Items from a data source:
□ □ □ □ □ □ □
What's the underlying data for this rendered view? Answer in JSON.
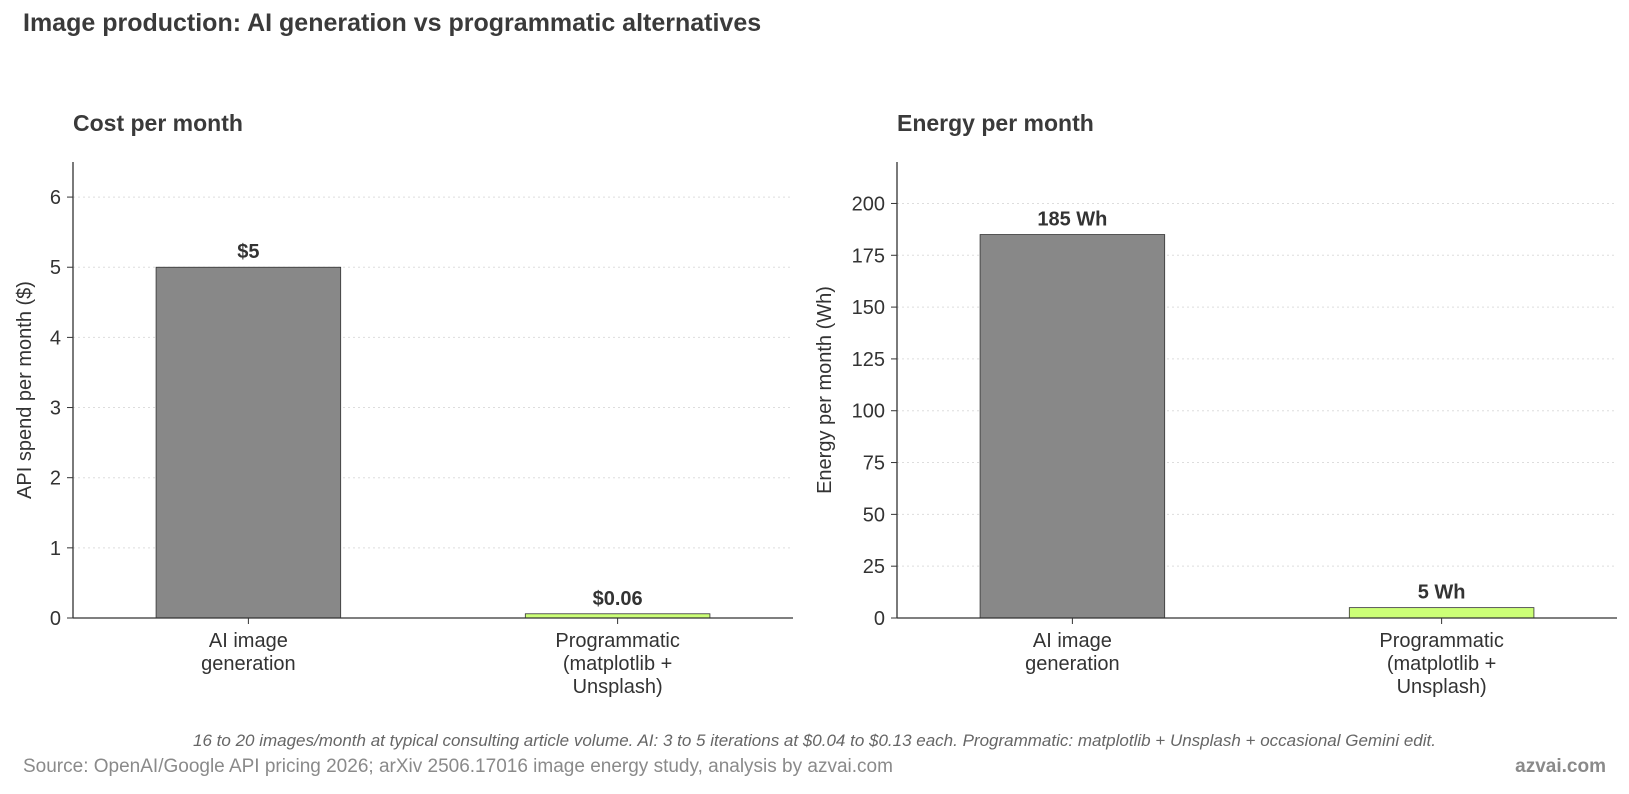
{
  "figure": {
    "title": "Image production: AI generation vs programmatic alternatives",
    "footnote": "16 to 20 images/month at typical consulting article volume. AI: 3 to 5 iterations at $0.04 to $0.13 each. Programmatic: matplotlib + Unsplash + occasional Gemini edit.",
    "source": "Source: OpenAI/Google API pricing 2026; arXiv 2506.17016 image energy study, analysis by azvai.com",
    "brand": "azvai.com"
  },
  "colors": {
    "ai_bar": "#888888",
    "programmatic_bar": "#ccff77",
    "bar_edge": "#333333",
    "text": "#333333",
    "grid": "#dddddd"
  },
  "chart_data": [
    {
      "type": "bar",
      "title": "Cost per month",
      "ylabel": "API spend per month ($)",
      "xlabel": "",
      "categories": [
        [
          "AI image",
          "generation"
        ],
        [
          "Programmatic",
          "(matplotlib +",
          "Unsplash)"
        ]
      ],
      "values": [
        5,
        0.06
      ],
      "value_labels": [
        "$5",
        "$0.06"
      ],
      "ylim": [
        0,
        6.5
      ],
      "yticks": [
        0,
        1,
        2,
        3,
        4,
        5,
        6
      ],
      "ytick_labels": [
        "0",
        "1",
        "2",
        "3",
        "4",
        "5",
        "6"
      ],
      "grid": true,
      "bar_colors": [
        "#888888",
        "#ccff77"
      ]
    },
    {
      "type": "bar",
      "title": "Energy per month",
      "ylabel": "Energy per month (Wh)",
      "xlabel": "",
      "categories": [
        [
          "AI image",
          "generation"
        ],
        [
          "Programmatic",
          "(matplotlib +",
          "Unsplash)"
        ]
      ],
      "values": [
        185,
        5
      ],
      "value_labels": [
        "185 Wh",
        "5 Wh"
      ],
      "ylim": [
        0,
        220
      ],
      "yticks": [
        0,
        25,
        50,
        75,
        100,
        125,
        150,
        175,
        200
      ],
      "ytick_labels": [
        "0",
        "25",
        "50",
        "75",
        "100",
        "125",
        "150",
        "175",
        "200"
      ],
      "grid": true,
      "bar_colors": [
        "#888888",
        "#ccff77"
      ]
    }
  ]
}
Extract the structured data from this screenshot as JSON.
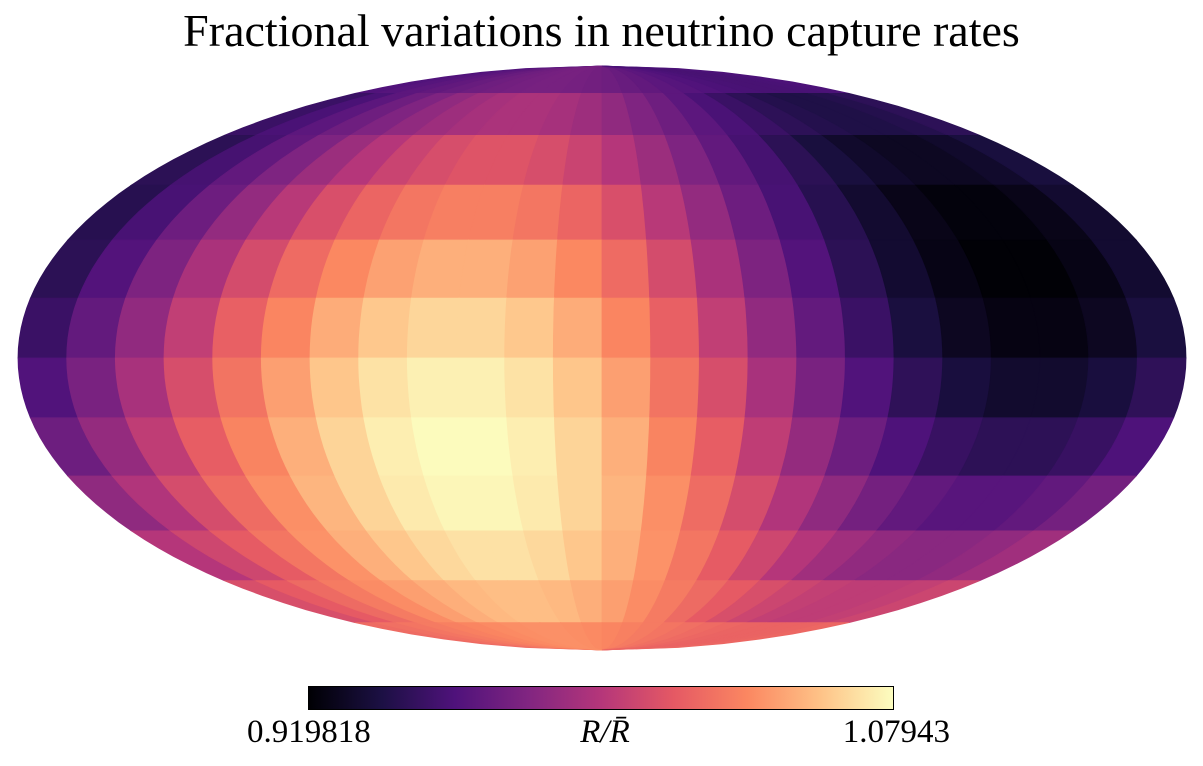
{
  "chart_data": {
    "type": "heatmap",
    "projection": "Mollweide",
    "title": "Fractional variations in neutrino capture rates",
    "colorbar": {
      "min_label": "0.919818",
      "max_label": "1.07943",
      "min": 0.919818,
      "max": 1.07943,
      "label": "R/R̄",
      "colormap": [
        "#000004",
        "#1c1044",
        "#4f127b",
        "#812581",
        "#b5367a",
        "#e55964",
        "#fb8761",
        "#fec287",
        "#fcfdbf"
      ]
    },
    "field": {
      "description": "dipole-like variation across the sky map",
      "max_lon_deg": 45,
      "max_lat_deg": -25,
      "min_lon_deg": -135,
      "min_lat_deg": 25
    }
  }
}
□ □ □ □ □ □ □
Show every line in the records above that contains the word "this".

### Final result
What's the underlying data for this rendered view? Answer in JSON.
Extract the structured data from this screenshot as JSON.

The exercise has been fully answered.